**DO THIS**
Scan the data. Collect each line that contains the word "hungary".

**DATA LINES**
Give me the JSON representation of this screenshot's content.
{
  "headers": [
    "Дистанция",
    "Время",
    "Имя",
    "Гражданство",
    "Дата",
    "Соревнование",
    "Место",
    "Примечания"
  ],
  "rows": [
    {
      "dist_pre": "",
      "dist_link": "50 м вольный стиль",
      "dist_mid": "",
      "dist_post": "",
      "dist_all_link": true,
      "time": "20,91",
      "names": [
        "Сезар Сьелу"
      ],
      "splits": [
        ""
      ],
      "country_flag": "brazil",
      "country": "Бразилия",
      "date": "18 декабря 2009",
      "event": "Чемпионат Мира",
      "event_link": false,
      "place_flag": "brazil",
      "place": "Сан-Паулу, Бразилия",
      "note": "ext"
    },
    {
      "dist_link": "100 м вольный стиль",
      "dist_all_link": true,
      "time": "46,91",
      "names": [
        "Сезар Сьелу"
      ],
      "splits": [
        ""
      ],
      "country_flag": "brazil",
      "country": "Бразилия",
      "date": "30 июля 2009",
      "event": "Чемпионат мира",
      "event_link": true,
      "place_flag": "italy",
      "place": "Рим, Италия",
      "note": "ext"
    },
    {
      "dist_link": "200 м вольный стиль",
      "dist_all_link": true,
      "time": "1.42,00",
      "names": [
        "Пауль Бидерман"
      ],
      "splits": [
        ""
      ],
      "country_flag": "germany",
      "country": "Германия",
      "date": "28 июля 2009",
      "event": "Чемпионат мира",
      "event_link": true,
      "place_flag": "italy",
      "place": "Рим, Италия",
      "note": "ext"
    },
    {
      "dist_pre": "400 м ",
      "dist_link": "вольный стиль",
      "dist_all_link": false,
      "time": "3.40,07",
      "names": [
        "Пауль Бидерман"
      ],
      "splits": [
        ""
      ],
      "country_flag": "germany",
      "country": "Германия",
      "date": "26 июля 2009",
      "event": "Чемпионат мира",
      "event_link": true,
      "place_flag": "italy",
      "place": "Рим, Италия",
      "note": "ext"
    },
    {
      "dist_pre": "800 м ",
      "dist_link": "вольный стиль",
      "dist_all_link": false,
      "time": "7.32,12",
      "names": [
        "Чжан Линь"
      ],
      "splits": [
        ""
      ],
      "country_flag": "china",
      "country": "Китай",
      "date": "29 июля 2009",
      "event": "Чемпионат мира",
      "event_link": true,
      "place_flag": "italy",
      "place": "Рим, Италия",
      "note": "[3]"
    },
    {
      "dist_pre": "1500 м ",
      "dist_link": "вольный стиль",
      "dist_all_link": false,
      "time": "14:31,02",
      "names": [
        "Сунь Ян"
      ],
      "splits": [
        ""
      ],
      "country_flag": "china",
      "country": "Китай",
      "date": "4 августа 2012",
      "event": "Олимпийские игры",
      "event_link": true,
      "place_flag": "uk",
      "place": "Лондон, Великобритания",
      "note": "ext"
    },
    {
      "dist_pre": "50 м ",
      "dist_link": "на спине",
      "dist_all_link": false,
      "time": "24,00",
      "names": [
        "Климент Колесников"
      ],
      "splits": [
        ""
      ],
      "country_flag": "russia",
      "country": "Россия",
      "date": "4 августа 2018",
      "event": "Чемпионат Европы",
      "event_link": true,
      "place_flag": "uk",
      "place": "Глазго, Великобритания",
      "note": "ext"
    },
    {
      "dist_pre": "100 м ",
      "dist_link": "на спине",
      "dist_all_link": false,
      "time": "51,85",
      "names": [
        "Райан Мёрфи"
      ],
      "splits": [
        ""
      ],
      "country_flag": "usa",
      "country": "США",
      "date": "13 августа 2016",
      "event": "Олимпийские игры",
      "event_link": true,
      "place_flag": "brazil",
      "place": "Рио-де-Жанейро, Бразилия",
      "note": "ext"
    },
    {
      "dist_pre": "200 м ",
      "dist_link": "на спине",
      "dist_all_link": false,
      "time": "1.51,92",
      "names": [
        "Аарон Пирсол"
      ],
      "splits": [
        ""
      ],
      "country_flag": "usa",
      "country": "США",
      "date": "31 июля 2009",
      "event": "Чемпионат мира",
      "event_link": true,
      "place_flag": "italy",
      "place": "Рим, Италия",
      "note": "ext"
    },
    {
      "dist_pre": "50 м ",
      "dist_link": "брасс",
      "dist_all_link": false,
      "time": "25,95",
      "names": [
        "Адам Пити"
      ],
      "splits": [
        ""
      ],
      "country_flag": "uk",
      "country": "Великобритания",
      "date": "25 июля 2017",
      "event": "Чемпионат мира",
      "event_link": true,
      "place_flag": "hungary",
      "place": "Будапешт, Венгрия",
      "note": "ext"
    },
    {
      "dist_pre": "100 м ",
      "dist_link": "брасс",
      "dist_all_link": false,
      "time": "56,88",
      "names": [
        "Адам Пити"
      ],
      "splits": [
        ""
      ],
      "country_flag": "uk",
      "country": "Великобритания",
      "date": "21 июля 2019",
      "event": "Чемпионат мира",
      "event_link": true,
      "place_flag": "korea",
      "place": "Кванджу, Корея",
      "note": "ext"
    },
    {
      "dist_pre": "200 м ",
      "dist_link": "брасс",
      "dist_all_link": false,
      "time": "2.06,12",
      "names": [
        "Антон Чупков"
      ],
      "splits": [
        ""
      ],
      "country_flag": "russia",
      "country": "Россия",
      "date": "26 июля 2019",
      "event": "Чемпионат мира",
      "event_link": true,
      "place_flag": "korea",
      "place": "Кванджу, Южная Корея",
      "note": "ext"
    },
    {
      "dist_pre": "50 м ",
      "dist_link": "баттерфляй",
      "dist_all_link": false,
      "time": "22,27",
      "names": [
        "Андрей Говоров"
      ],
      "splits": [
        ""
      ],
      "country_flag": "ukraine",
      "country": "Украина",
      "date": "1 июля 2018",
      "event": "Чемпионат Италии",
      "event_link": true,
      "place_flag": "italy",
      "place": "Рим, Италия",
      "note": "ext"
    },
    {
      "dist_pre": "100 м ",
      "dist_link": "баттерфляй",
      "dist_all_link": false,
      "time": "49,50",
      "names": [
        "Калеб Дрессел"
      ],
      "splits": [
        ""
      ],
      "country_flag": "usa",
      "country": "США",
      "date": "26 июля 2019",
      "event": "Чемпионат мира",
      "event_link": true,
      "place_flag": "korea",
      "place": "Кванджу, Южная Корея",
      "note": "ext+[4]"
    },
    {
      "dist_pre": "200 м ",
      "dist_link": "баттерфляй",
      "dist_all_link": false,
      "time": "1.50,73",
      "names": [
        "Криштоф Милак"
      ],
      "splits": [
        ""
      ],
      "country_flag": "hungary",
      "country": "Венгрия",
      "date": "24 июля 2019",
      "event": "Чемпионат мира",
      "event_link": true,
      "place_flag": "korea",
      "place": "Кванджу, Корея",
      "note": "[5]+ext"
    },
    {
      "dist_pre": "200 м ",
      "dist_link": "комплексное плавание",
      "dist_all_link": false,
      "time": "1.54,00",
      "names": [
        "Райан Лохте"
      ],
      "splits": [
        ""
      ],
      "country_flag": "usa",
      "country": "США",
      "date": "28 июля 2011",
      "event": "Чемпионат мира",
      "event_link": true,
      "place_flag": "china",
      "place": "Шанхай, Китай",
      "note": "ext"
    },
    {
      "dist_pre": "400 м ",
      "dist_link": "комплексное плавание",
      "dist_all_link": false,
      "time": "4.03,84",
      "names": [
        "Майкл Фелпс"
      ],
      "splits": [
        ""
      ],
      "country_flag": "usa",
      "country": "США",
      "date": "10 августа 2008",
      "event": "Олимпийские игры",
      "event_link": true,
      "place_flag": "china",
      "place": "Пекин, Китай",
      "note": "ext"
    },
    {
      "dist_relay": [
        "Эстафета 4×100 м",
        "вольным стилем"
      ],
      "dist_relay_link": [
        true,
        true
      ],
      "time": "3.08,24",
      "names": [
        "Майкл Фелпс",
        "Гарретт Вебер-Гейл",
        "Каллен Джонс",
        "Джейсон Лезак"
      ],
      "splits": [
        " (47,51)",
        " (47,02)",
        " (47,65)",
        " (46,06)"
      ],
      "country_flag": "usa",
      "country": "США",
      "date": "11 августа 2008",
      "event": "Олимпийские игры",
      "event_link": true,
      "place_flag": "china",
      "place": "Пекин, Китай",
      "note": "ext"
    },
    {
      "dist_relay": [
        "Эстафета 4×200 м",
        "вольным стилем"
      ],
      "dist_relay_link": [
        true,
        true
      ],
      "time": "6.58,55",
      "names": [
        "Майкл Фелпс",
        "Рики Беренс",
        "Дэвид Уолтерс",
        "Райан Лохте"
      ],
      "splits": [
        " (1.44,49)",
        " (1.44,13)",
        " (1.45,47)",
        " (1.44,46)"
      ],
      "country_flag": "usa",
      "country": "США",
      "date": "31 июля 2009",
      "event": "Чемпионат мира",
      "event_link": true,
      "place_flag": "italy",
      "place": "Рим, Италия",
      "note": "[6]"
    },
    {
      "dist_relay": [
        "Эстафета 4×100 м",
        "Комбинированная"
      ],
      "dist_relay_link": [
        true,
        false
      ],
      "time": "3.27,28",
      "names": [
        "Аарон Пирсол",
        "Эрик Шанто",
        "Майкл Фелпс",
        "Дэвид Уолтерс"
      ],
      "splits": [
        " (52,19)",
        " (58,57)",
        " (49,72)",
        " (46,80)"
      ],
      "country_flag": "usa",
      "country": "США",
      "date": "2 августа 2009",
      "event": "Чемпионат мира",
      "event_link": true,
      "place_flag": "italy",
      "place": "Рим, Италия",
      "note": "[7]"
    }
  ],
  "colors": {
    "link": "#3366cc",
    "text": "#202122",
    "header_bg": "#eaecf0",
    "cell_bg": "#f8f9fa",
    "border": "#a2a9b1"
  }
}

**WRITTEN ANSWER**
      "place_flag": "hungary",
      "country_flag": "hungary",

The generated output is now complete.